(TASK BRIEF):
Reproduce the material below, substituting "list-entry" for every occurrence of "list-item" and leaving everything else untouched.
— start PROVIDED RECORDS —
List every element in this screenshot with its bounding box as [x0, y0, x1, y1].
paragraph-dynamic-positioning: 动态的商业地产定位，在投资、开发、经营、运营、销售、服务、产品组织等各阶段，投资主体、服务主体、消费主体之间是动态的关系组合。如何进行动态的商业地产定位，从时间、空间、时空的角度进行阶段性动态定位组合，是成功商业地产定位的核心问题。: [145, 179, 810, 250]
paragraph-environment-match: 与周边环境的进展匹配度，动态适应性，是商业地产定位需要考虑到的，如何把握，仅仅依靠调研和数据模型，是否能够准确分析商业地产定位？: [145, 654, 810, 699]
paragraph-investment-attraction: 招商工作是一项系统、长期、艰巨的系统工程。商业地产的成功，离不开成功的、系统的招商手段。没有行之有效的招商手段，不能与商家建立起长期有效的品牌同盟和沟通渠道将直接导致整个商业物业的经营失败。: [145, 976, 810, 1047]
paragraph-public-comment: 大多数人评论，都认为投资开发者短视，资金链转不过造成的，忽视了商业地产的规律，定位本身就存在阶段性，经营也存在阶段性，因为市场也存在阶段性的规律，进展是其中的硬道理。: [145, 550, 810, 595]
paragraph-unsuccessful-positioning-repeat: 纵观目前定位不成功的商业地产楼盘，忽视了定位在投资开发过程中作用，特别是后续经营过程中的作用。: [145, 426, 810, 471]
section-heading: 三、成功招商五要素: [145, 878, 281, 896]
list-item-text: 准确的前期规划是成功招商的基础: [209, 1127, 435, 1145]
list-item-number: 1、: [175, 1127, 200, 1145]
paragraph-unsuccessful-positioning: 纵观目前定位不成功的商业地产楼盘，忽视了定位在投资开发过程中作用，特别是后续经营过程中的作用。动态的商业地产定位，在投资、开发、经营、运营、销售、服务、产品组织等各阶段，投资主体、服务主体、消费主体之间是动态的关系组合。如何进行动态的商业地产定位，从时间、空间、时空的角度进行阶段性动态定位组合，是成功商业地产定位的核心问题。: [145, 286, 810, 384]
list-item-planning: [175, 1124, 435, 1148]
— end PROVIDED RECORDS —
(CORRECT OUTPUT):
List every element in this screenshot with its bounding box as [x0, y0, x1, y1].
paragraph-dynamic-positioning: 动态的商业地产定位，在投资、开发、经营、运营、销售、服务、产品组织等各阶段，投资主体、服务主体、消费主体之间是动态的关系组合。如何进行动态的商业地产定位，从时间、空间、时空的角度进行阶段性动态定位组合，是成功商业地产定位的核心问题。: [145, 179, 810, 250]
paragraph-environment-match: 与周边环境的进展匹配度，动态适应性，是商业地产定位需要考虑到的，如何把握，仅仅依靠调研和数据模型，是否能够准确分析商业地产定位？: [145, 654, 810, 699]
paragraph-investment-attraction: 招商工作是一项系统、长期、艰巨的系统工程。商业地产的成功，离不开成功的、系统的招商手段。没有行之有效的招商手段，不能与商家建立起长期有效的品牌同盟和沟通渠道将直接导致整个商业物业的经营失败。: [145, 976, 810, 1047]
paragraph-public-comment: 大多数人评论，都认为投资开发者短视，资金链转不过造成的，忽视了商业地产的规律，定位本身就存在阶段性，经营也存在阶段性，因为市场也存在阶段性的规律，进展是其中的硬道理。: [145, 550, 810, 595]
paragraph-unsuccessful-positioning-repeat: 纵观目前定位不成功的商业地产楼盘，忽视了定位在投资开发过程中作用，特别是后续经营过程中的作用。: [145, 426, 810, 471]
section-heading: 三、成功招商五要素: [145, 878, 281, 896]
list-entry-text: 准确的前期规划是成功招商的基础: [209, 1127, 435, 1145]
list-entry-number: 1、: [175, 1127, 200, 1145]
paragraph-unsuccessful-positioning: 纵观目前定位不成功的商业地产楼盘，忽视了定位在投资开发过程中作用，特别是后续经营过程中的作用。动态的商业地产定位，在投资、开发、经营、运营、销售、服务、产品组织等各阶段，投资主体、服务主体、消费主体之间是动态的关系组合。如何进行动态的商业地产定位，从时间、空间、时空的角度进行阶段性动态定位组合，是成功商业地产定位的核心问题。: [145, 286, 810, 384]
list-entry-planning: [175, 1124, 435, 1148]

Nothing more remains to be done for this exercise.